(DATA EXTRACT)
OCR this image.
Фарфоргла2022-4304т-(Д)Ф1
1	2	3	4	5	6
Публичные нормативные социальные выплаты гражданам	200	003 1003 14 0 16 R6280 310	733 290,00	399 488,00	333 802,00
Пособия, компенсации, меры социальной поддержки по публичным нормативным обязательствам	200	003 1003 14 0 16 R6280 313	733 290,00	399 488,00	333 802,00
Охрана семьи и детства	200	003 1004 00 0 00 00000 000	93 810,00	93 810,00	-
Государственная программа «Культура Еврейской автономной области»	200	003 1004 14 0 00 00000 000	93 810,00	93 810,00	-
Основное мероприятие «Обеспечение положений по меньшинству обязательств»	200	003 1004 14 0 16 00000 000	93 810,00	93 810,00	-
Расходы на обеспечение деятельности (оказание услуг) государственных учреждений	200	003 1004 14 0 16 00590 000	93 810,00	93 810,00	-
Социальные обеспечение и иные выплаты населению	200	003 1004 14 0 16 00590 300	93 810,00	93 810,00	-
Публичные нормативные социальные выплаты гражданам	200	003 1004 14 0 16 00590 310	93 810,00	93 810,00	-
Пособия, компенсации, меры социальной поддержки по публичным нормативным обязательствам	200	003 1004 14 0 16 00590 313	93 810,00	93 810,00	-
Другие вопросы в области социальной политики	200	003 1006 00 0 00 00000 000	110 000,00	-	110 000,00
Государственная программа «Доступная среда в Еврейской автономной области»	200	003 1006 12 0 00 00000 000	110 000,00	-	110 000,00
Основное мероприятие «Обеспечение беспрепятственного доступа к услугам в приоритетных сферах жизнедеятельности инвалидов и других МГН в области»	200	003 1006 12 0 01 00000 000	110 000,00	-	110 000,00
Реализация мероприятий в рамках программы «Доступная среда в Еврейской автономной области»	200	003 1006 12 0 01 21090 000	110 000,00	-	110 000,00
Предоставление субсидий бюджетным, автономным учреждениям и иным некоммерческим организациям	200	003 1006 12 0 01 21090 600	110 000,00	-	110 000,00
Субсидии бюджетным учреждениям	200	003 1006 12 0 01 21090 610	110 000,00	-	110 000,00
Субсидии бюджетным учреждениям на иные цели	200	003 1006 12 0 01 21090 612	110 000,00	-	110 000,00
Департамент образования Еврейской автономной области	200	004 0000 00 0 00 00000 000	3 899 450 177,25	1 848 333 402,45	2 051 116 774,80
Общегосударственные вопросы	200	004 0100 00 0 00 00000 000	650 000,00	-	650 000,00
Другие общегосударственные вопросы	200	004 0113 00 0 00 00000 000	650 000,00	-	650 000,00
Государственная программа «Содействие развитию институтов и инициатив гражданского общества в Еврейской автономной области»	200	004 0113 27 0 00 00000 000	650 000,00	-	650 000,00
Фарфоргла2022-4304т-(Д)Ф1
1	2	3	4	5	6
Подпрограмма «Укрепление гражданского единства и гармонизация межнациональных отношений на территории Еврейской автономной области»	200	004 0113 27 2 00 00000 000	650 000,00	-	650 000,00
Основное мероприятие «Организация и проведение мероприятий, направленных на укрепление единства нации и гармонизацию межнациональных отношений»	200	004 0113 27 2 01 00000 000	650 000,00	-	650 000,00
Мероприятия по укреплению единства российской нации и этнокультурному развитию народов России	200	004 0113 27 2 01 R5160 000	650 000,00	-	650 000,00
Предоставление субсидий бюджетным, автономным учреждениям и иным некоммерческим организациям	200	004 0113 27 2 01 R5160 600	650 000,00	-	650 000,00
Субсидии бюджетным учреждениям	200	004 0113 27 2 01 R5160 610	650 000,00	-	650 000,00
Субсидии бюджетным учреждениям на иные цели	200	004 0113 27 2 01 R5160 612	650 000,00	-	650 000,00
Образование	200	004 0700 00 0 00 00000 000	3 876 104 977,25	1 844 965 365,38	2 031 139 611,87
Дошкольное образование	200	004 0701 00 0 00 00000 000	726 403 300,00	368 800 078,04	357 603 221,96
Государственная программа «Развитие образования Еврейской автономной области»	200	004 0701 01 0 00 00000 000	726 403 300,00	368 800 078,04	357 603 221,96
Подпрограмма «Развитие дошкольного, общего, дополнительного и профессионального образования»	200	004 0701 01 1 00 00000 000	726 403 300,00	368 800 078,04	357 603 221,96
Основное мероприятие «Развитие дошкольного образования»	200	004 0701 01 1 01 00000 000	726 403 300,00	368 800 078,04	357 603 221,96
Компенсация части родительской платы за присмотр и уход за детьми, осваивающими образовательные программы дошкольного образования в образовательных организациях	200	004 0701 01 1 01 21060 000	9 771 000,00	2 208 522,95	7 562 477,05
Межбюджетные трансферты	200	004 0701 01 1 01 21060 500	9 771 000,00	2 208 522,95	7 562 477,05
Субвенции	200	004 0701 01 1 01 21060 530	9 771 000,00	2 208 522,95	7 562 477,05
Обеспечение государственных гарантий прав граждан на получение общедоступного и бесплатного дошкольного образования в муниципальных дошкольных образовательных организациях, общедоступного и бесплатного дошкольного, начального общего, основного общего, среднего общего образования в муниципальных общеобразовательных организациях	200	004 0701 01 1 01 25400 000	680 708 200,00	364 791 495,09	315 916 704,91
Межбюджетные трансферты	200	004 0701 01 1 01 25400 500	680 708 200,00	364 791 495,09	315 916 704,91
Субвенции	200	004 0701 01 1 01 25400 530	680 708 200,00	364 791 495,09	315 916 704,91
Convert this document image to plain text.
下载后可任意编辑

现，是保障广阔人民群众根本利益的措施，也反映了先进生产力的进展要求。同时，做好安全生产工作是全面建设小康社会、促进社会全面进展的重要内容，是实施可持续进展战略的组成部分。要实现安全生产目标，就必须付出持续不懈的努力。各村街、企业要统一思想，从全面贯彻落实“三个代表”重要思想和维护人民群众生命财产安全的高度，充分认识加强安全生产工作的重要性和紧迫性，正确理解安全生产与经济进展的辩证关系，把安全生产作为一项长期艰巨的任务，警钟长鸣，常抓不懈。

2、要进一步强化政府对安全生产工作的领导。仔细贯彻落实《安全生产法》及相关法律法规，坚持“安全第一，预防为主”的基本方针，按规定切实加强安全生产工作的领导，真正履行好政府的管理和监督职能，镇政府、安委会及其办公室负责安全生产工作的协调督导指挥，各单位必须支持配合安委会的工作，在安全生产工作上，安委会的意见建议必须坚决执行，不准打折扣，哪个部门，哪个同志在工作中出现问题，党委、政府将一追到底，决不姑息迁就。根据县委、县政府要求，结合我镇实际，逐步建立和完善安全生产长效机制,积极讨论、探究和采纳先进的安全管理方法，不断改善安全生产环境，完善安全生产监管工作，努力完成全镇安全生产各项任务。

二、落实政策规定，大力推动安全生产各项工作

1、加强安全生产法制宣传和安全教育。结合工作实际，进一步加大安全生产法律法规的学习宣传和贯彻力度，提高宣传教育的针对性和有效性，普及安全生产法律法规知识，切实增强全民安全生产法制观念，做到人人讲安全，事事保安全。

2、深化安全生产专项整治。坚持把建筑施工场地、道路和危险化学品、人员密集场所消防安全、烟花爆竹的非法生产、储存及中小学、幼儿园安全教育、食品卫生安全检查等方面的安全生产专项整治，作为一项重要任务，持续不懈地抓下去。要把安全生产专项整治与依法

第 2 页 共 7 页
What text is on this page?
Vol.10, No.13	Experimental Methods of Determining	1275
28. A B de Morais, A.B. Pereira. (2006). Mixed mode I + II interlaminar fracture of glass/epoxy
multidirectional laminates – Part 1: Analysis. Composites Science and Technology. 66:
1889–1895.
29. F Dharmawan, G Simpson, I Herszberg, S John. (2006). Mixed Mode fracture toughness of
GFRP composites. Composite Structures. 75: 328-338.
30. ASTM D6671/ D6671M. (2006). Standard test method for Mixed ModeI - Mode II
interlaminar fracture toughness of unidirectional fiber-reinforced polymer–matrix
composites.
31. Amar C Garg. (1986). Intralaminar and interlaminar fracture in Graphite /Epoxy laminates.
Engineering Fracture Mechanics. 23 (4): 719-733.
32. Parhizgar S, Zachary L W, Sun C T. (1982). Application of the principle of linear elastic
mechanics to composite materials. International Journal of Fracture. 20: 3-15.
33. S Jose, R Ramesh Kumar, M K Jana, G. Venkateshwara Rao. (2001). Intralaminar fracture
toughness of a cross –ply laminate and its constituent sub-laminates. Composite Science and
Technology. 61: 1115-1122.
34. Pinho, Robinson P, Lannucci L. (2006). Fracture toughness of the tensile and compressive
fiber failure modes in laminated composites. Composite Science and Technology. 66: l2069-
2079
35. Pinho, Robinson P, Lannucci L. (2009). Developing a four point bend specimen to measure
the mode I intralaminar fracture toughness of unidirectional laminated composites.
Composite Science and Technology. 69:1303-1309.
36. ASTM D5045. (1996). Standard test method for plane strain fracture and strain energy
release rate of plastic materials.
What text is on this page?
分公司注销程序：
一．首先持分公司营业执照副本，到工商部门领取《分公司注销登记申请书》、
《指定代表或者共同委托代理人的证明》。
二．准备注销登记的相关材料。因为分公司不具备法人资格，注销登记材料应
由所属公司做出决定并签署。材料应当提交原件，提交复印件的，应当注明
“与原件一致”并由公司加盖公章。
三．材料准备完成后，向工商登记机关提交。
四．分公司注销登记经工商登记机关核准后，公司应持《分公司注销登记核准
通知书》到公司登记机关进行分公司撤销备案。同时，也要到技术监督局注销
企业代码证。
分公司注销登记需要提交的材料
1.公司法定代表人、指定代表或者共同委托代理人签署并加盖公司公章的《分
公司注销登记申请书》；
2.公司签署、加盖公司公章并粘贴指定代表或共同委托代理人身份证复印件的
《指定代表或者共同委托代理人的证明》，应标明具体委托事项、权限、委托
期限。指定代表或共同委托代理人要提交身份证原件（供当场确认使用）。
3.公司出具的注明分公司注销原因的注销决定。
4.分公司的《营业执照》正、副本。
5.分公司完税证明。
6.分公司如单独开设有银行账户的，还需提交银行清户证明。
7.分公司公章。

(DESCRIPTION OF THE TASK) Go through the preceding material and copy each line that has the word "指定代表或者共同委托代理人的证明".

(SOLUTION TO THIS EXERCISE)
《指定代表或者共同委托代理人的证明》。
《指定代表或者共同委托代理人的证明》，应标明具体委托事项、权限、委托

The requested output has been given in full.